== The problem ==
Find how many lines contain the word "shooting" and state that number alone.

::: Input material

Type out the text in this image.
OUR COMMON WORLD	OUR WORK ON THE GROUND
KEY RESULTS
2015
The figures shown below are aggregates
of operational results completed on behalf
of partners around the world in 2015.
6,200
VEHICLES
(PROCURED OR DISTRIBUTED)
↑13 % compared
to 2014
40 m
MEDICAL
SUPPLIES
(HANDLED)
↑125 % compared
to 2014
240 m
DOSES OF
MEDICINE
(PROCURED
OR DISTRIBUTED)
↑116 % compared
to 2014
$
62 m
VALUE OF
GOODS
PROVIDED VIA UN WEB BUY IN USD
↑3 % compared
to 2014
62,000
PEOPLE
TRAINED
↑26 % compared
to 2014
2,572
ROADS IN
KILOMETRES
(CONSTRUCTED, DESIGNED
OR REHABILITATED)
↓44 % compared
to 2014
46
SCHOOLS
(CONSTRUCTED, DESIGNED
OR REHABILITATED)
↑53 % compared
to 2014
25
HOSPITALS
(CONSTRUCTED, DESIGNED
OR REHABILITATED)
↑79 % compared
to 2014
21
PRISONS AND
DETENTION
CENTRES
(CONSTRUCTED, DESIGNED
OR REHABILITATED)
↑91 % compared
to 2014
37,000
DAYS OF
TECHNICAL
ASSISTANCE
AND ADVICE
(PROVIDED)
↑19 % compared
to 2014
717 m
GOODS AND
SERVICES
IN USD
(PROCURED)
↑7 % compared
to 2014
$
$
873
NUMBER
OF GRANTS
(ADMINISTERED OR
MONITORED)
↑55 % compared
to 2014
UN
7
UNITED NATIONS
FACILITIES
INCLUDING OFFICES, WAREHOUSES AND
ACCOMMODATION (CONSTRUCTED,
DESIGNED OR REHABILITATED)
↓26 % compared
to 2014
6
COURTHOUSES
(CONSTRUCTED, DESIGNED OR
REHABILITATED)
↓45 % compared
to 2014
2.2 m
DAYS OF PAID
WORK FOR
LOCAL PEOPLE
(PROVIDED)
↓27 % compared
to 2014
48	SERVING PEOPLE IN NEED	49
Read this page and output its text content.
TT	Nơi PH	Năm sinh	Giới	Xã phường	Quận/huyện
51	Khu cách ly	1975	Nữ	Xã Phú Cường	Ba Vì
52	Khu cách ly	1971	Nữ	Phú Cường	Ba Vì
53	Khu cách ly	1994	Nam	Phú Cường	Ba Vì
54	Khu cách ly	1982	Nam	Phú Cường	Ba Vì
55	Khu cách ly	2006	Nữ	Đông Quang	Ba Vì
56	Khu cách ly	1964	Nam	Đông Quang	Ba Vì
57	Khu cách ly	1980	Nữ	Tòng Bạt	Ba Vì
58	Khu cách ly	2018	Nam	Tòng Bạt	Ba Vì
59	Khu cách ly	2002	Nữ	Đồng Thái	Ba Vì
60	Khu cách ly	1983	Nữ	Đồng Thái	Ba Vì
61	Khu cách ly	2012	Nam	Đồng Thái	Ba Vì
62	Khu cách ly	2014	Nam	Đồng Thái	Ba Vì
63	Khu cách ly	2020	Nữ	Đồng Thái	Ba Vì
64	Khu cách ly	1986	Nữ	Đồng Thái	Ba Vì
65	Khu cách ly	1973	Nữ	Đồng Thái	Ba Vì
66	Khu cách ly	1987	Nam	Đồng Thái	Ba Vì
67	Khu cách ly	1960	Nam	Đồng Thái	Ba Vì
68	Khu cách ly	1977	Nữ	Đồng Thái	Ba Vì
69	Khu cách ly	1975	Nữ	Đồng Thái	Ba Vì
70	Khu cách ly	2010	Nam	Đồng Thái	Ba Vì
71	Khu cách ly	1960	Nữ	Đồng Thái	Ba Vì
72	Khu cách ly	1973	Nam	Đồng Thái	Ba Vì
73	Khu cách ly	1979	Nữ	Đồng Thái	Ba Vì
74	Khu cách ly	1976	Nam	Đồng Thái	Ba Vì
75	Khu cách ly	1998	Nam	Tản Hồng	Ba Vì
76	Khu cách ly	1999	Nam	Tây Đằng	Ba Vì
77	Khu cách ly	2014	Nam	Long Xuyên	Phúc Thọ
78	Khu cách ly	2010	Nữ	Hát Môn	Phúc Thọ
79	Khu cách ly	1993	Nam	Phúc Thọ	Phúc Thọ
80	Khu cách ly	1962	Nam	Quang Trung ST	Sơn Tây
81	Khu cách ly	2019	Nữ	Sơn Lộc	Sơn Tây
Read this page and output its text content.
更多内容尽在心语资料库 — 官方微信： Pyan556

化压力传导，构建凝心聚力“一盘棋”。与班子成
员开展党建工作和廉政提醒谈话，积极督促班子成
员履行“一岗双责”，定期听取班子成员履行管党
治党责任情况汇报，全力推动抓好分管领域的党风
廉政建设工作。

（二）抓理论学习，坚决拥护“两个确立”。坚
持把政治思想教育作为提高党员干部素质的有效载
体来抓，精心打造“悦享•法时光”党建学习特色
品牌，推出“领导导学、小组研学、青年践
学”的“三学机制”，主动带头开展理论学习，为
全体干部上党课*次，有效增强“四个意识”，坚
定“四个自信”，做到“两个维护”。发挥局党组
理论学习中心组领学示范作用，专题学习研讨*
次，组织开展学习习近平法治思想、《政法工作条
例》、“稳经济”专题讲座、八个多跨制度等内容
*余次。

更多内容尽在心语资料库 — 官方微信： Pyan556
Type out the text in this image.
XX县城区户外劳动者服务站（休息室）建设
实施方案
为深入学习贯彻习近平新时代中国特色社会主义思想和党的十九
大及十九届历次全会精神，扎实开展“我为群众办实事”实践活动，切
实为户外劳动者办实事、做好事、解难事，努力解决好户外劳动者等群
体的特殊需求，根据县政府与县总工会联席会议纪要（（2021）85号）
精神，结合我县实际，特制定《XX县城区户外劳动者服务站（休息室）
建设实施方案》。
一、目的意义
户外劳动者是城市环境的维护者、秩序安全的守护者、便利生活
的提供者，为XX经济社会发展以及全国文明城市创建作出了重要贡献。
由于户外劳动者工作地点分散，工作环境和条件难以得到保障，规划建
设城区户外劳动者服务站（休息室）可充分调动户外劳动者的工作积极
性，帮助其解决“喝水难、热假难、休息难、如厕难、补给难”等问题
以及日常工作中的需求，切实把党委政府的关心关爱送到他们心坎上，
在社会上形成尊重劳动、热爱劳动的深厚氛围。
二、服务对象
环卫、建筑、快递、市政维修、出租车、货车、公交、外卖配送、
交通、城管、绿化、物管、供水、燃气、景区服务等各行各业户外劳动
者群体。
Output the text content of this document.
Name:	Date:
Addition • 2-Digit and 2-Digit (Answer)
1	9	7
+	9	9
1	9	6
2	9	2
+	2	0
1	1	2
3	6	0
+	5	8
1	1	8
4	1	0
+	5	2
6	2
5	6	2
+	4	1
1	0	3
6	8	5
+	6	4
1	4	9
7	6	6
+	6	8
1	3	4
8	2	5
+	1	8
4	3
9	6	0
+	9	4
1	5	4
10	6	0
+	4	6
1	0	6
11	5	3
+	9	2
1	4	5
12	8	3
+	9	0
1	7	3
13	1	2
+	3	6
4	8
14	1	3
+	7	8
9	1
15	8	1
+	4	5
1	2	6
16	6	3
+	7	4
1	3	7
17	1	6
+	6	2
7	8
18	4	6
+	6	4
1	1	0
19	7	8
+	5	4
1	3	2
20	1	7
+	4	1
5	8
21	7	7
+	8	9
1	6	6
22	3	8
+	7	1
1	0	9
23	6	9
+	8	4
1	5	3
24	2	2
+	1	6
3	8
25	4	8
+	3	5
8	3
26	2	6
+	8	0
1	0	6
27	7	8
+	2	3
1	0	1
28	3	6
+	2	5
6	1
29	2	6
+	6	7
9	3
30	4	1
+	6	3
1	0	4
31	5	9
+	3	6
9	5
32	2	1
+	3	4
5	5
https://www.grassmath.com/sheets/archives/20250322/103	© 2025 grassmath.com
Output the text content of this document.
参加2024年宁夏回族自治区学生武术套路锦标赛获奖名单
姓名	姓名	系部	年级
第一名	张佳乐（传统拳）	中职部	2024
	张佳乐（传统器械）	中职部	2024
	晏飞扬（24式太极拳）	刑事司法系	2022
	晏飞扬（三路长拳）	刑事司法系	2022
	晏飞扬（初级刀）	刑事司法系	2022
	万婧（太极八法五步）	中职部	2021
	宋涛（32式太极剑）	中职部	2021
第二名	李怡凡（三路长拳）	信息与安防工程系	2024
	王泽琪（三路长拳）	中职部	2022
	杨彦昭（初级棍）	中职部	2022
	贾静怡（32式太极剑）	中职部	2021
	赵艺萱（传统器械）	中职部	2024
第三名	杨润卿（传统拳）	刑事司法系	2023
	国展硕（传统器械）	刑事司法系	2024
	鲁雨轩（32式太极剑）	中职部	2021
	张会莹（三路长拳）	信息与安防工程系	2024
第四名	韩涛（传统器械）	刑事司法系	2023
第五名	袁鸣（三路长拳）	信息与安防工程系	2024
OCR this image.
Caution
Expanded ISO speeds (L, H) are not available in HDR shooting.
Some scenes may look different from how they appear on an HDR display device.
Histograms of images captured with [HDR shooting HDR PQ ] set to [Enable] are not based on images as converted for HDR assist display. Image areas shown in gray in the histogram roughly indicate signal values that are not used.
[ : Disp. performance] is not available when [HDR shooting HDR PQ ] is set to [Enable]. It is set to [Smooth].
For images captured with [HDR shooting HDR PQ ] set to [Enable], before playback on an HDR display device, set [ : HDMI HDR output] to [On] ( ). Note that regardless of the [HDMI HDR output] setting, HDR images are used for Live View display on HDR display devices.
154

::::::

== Response to this exercise ==
4